• [YOUR TASKS]
a) In the multi-cloud blog post, what did the LearnBoost crew use to make sure the data was there?
b) Transcribe the multi-cloud blog post from "Enterprise / Companies" to "data was there.".

May 14

Multi-cloud; Preparing yourself

Tech with tags: , , 1 Comment »

multipleclouds

There has been another rise of the “can we trust the cloud!” type articles recently. They normally come from two perspectives:

Consumer

“See what happened with Sony! Nothing is safe!” Or, “can you really trust your data on a cloud such as Google’s? If you use a Chromebook and everything is up there, you are just a subpoena away from the government seeing that data!”

There are valid issues to think about, but we also quickly forget the last time the hard drive crashed and your data was lost.

Enterprise / Companies Building Software

The Amazon meltdown sent shocks around the Web on this one. A friends company had just migrated from their own servers to Amazon and suddenly the business was wondering if that was a smart choice. Much like in the consumer space, we often forget about the time that someone hacked into your operations, or some other issue occurred.

The thing is, if you can help it, you should trust any one thing. If you are on a “cloud” make sure that you are in multiple regions.

The LearnBoost crew were one step ahead of the Amazon issue and posted about their redundancy, how they used regions, and how they used mongo replication to make sure the data was there.

Ideally though, you should think about going beyond one provider. At some point it would be nice to have insurance policies between these providers so you can hot swap if there is an issue.

Bounding box prediction data:
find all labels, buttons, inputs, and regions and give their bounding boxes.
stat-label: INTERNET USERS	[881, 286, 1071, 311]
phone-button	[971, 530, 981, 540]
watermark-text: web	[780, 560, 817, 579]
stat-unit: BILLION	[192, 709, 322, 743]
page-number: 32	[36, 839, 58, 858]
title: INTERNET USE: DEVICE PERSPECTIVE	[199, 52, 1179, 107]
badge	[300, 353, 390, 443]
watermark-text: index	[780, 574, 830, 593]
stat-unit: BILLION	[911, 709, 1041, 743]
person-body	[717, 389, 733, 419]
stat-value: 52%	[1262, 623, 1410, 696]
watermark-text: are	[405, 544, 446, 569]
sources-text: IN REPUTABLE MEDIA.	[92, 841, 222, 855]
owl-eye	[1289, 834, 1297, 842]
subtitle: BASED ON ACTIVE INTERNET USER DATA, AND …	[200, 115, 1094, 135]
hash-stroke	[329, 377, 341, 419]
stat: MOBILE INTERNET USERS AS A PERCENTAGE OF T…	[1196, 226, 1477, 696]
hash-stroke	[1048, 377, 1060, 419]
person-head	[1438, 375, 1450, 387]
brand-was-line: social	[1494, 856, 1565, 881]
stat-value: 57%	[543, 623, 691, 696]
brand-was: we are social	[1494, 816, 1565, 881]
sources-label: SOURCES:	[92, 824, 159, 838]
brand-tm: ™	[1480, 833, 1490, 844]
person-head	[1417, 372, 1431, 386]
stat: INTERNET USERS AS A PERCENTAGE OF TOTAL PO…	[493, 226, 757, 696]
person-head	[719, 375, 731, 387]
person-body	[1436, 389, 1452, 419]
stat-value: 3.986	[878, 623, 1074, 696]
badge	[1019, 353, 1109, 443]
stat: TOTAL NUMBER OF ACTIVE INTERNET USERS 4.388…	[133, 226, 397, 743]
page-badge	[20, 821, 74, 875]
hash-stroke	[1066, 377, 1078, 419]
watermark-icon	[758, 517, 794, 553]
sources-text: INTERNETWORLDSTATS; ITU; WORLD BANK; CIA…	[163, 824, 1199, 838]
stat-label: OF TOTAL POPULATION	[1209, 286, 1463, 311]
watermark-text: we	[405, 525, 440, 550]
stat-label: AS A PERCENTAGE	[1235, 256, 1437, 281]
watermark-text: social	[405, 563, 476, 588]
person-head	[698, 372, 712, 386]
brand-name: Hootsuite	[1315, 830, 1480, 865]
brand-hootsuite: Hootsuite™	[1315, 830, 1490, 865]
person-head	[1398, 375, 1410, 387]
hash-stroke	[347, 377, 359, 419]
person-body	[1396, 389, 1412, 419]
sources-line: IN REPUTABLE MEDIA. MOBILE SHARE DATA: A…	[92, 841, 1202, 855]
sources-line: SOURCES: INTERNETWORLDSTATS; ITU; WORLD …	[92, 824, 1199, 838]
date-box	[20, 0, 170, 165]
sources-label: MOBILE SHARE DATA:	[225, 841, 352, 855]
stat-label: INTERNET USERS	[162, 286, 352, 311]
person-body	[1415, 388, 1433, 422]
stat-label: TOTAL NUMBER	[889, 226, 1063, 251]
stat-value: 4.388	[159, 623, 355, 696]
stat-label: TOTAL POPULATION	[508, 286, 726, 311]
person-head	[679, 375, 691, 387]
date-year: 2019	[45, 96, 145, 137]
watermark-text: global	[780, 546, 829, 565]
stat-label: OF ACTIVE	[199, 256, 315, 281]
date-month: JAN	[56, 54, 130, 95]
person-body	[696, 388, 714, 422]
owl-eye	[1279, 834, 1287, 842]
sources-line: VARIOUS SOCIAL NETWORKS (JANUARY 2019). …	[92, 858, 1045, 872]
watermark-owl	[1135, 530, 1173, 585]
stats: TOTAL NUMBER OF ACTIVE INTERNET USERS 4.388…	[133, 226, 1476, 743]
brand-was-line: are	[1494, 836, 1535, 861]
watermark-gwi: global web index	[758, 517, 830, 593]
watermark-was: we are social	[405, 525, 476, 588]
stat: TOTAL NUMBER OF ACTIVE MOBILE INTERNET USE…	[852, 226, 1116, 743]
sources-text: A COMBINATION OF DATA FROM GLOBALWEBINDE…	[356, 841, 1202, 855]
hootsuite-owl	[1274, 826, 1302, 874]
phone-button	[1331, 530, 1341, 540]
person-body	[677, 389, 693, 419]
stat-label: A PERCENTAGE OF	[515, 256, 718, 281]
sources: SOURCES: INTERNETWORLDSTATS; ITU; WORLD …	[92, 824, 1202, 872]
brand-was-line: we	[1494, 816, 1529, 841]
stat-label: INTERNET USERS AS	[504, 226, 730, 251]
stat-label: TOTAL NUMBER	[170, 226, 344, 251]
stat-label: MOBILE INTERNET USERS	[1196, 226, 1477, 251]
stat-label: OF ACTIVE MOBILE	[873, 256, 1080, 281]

• [ANSWERS BY TASK]
a) Mongo replication.

b)
Enterprise / Companies Building Software

The Amazon meltdown sent shocks around the Web on this one. A friends company had just migrated from their own servers to Amazon and suddenly the business was wondering if that was a smart choice. Much like in the consumer space, we often forget about the time that someone hacked into your operations, or some other issue occurred.

The thing is, if you can help it, you should trust any one thing. If you are on a “cloud” make sure that you are in multiple regions.

The LearnBoost crew were one step ahead of the Amazon issue and posted about their redundancy, how they used regions, and how they used mongo replication to make sure the data was there.